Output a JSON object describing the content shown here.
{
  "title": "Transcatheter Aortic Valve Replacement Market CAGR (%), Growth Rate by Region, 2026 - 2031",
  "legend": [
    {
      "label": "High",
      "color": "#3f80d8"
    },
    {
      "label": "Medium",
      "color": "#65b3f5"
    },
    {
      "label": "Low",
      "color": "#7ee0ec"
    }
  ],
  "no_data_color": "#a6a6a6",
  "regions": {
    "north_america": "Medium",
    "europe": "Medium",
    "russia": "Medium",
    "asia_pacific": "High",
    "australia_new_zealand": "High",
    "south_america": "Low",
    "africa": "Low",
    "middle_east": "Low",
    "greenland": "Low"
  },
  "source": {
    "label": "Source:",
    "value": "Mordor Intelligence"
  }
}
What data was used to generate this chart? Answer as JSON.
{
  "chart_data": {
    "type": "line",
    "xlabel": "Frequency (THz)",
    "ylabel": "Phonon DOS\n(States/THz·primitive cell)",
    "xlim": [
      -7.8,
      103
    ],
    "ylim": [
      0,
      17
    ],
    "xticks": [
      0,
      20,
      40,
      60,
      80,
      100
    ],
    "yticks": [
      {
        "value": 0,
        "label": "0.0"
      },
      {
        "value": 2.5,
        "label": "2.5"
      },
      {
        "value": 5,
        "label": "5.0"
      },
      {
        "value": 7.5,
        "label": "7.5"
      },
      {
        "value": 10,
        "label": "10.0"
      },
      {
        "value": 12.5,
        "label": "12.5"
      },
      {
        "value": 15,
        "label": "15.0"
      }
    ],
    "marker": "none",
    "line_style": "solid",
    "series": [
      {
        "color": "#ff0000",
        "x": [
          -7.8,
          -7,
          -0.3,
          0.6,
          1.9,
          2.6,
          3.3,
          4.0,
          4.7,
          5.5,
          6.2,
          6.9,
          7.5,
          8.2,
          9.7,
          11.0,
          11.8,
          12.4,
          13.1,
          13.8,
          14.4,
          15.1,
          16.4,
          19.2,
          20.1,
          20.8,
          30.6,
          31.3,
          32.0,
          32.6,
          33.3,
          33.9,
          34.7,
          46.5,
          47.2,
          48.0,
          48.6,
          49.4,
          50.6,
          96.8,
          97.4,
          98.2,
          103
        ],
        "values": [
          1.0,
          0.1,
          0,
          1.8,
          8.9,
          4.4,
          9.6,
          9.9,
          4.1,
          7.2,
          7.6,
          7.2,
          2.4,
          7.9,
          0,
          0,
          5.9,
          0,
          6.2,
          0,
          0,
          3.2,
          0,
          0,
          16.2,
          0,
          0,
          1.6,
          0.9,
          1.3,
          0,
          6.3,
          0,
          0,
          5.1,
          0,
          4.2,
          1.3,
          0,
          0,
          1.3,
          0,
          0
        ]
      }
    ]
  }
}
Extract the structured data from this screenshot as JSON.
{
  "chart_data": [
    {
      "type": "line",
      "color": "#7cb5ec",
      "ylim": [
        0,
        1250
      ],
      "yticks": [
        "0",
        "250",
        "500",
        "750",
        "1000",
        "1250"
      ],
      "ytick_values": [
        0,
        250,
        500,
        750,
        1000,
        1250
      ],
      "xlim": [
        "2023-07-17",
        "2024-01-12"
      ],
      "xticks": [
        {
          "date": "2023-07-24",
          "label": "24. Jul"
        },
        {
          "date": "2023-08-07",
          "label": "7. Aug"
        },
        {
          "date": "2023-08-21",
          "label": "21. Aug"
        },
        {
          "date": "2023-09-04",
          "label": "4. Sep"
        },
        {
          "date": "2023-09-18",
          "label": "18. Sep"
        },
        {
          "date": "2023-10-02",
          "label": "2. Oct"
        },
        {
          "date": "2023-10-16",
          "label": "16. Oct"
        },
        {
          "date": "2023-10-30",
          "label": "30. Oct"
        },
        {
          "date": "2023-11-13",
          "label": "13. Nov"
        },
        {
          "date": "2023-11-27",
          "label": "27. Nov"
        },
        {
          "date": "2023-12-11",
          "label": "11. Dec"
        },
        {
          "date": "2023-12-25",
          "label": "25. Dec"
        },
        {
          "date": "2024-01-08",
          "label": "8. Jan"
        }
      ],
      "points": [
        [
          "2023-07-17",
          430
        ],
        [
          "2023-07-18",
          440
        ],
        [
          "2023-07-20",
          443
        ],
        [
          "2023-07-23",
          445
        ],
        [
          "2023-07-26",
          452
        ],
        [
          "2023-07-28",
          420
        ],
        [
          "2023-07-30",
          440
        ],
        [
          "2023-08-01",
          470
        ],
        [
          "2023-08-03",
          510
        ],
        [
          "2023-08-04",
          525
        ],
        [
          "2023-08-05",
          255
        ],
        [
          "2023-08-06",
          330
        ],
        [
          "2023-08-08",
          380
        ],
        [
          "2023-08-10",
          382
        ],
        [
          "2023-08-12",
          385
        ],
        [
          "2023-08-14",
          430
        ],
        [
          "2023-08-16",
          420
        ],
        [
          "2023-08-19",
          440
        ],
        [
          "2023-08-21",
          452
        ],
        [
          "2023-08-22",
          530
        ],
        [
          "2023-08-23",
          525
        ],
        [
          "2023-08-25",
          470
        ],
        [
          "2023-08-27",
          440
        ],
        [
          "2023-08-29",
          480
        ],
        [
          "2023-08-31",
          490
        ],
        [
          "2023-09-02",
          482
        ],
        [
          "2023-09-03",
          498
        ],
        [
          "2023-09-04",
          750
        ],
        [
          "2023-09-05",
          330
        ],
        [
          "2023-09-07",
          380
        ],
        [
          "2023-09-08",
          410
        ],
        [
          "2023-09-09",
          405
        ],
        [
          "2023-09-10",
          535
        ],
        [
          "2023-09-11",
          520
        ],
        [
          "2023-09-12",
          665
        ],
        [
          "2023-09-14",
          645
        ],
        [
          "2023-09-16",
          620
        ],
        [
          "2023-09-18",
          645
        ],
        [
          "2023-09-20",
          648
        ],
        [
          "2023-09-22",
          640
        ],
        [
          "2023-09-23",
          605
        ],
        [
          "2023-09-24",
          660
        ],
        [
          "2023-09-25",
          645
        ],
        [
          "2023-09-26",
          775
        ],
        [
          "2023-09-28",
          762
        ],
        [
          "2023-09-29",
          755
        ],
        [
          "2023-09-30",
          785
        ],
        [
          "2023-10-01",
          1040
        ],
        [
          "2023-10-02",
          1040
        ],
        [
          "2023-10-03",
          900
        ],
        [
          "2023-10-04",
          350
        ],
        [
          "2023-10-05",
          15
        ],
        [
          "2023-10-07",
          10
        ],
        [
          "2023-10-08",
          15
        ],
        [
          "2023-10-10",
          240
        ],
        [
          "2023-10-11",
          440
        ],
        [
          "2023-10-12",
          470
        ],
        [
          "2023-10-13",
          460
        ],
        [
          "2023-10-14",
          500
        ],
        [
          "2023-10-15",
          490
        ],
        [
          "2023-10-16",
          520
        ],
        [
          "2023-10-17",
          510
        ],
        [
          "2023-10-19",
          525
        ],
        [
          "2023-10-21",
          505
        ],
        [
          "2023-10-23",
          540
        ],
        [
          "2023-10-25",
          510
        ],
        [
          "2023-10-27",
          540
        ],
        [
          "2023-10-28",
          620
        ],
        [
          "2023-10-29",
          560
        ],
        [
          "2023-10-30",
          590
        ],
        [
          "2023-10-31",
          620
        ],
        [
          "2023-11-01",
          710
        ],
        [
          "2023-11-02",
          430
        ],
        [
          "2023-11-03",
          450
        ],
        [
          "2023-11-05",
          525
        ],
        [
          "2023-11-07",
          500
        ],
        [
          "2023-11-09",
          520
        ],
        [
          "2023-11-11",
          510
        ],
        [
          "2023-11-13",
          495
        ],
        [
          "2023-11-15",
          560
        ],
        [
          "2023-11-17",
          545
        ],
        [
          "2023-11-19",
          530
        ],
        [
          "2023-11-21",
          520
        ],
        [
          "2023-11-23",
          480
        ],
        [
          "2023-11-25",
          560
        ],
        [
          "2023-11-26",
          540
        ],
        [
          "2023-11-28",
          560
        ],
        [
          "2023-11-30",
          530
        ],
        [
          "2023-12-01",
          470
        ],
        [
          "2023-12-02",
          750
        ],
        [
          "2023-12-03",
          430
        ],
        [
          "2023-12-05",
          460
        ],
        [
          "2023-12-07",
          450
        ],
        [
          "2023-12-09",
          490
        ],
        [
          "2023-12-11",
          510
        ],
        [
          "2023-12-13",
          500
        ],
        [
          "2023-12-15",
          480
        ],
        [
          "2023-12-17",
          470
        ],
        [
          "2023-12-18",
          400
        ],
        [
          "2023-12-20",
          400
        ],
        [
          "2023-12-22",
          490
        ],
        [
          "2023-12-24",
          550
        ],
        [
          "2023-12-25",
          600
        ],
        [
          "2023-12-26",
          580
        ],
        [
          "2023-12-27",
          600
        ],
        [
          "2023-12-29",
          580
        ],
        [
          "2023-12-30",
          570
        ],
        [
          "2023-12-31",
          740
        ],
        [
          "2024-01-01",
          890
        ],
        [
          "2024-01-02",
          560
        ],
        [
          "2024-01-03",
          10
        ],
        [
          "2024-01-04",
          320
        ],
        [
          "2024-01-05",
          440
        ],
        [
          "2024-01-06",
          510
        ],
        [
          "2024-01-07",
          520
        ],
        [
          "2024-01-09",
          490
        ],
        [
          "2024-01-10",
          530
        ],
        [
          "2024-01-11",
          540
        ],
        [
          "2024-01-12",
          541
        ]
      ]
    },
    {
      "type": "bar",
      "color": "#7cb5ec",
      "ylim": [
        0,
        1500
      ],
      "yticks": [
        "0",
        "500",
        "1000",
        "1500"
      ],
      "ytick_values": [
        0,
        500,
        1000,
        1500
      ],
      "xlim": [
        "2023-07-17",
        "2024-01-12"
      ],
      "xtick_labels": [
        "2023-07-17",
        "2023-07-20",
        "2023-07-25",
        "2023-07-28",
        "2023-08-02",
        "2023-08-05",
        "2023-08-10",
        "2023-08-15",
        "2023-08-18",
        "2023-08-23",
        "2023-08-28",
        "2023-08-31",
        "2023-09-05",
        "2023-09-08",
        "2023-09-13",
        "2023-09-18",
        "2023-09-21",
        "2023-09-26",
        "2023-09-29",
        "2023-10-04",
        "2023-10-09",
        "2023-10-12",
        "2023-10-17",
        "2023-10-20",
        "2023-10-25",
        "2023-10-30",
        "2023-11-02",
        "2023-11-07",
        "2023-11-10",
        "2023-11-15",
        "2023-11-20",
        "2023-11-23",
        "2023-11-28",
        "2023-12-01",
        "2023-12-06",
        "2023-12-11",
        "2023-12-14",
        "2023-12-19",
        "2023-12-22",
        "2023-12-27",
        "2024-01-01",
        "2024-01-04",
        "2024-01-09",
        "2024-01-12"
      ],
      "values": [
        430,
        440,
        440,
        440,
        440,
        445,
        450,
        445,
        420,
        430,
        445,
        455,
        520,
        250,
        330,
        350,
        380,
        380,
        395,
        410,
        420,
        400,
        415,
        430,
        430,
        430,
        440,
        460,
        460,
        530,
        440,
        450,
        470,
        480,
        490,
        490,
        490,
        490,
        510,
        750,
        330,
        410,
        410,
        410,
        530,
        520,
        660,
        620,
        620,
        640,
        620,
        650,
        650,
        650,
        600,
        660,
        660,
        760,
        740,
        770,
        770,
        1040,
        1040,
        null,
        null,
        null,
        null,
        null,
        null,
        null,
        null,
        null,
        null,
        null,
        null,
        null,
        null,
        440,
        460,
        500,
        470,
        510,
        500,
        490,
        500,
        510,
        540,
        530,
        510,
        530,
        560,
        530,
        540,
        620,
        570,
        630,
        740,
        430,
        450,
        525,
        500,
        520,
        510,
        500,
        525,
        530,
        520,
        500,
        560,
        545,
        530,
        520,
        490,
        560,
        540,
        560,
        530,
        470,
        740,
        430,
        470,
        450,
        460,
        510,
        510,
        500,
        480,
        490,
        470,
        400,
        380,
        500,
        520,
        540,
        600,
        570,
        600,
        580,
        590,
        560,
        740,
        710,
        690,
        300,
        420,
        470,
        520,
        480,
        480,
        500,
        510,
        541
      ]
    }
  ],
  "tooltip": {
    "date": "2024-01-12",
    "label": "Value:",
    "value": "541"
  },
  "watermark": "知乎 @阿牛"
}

****************************************

What the exercise asks: Your answer should be a single number: the count of lines in the listing that contain the word "High".

Solved exercise: 3